AIM | Gather every row that contains the word "near", copying each one whole. Case counts, so a row matches only if it has the word with that same capitalization.

DATASET RECORDS |
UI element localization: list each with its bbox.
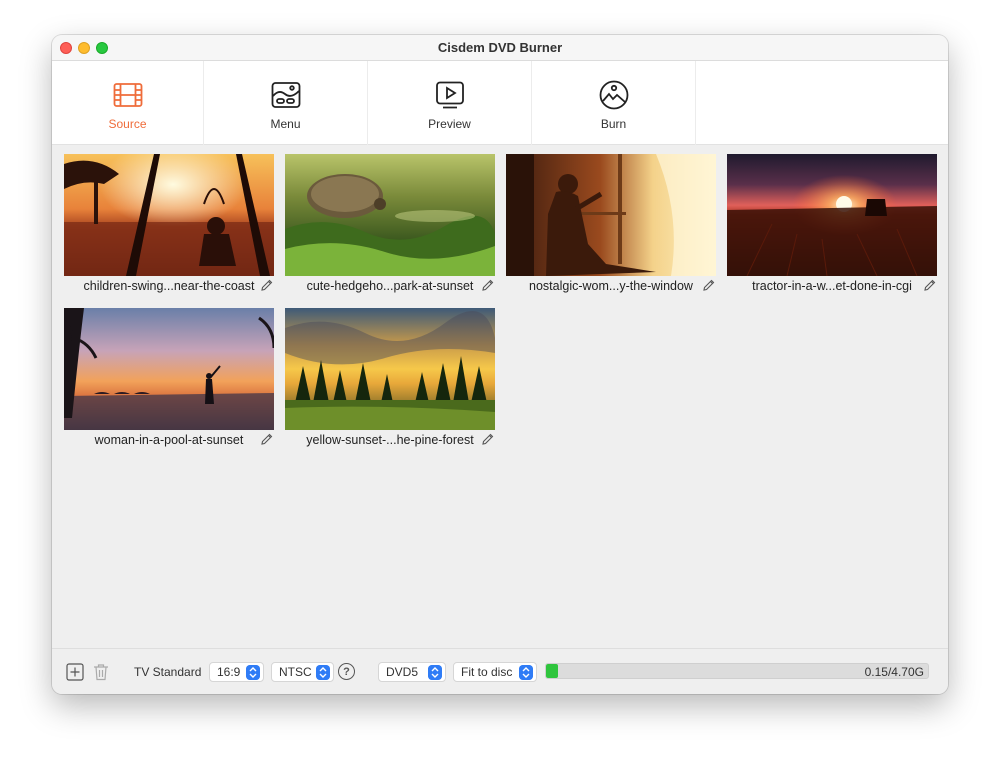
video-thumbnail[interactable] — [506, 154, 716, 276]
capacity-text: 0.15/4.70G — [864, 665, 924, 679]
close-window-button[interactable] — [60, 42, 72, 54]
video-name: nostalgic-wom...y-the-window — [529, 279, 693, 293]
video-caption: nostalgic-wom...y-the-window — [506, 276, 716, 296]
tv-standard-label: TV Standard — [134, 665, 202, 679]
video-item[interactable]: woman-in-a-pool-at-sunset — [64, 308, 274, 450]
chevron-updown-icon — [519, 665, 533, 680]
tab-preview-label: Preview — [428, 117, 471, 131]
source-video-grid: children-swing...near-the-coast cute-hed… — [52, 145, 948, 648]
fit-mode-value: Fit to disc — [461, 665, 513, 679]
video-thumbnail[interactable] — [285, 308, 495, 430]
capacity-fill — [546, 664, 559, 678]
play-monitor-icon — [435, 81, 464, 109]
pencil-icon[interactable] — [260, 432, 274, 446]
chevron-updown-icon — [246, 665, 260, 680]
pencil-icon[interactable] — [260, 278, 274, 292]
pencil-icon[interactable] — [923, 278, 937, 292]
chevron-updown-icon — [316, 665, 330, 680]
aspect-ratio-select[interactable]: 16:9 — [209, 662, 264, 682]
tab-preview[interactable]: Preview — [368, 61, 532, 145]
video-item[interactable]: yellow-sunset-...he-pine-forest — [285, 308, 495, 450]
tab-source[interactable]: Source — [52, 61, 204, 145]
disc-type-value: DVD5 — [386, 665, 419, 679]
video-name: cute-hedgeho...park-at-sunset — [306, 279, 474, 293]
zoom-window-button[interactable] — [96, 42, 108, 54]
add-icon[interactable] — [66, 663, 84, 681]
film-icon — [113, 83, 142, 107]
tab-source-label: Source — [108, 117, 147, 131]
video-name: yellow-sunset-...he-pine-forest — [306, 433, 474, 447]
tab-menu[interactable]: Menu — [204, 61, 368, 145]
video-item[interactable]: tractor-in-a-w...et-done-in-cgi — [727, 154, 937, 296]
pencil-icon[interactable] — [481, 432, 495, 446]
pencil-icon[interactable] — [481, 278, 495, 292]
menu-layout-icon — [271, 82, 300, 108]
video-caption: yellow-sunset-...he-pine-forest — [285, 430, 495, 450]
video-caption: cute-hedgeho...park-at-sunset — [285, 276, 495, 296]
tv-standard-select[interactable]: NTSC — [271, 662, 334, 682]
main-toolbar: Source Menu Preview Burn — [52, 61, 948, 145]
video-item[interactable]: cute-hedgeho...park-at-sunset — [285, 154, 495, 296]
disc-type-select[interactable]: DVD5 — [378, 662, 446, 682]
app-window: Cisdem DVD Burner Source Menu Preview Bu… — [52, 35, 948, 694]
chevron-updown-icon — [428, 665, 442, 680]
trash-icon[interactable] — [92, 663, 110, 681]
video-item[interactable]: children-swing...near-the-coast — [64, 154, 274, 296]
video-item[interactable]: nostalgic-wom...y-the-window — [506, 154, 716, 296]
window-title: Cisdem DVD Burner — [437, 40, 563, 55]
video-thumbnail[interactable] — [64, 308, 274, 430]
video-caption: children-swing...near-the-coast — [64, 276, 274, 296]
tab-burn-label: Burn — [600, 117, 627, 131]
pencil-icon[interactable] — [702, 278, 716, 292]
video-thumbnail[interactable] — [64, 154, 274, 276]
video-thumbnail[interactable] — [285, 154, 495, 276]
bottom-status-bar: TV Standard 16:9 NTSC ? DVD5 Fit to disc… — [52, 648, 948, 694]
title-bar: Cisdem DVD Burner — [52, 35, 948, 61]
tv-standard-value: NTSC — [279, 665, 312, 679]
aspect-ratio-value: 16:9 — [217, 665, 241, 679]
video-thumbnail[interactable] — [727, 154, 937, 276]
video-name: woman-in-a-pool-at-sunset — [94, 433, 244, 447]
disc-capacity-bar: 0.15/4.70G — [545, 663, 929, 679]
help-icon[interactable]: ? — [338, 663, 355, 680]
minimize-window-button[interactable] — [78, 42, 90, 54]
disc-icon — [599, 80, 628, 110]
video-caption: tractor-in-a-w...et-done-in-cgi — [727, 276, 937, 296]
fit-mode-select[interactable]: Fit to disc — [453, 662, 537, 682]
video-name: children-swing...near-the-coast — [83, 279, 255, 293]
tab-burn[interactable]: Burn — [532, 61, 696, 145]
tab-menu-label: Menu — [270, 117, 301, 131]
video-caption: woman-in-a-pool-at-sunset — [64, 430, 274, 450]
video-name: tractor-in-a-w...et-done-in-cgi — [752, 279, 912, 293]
* * *
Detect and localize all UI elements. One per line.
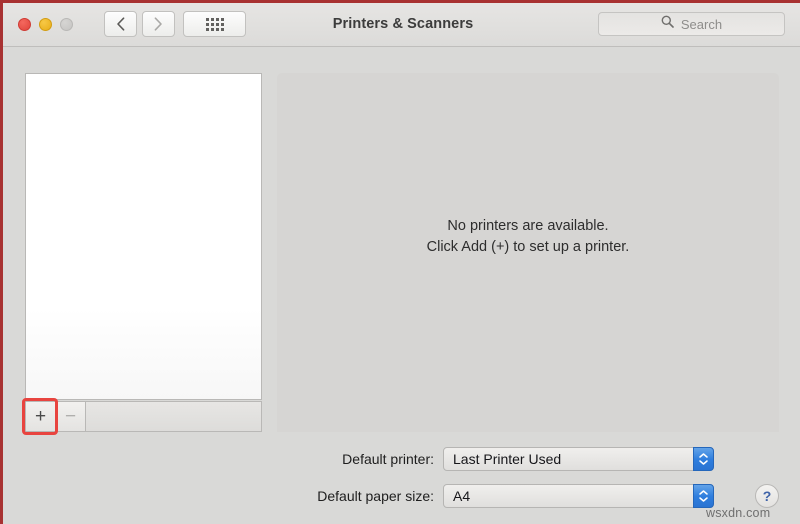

TASK OUTPUT |
source-video-grid: children-swing...near-the-coast cute-hed… — [52, 145, 948, 648]
video-item[interactable]: children-swing...near-the-coast — [64, 154, 274, 296]
video-caption: children-swing...near-the-coast — [64, 276, 274, 296]
video-name: children-swing...near-the-coast — [83, 279, 255, 293]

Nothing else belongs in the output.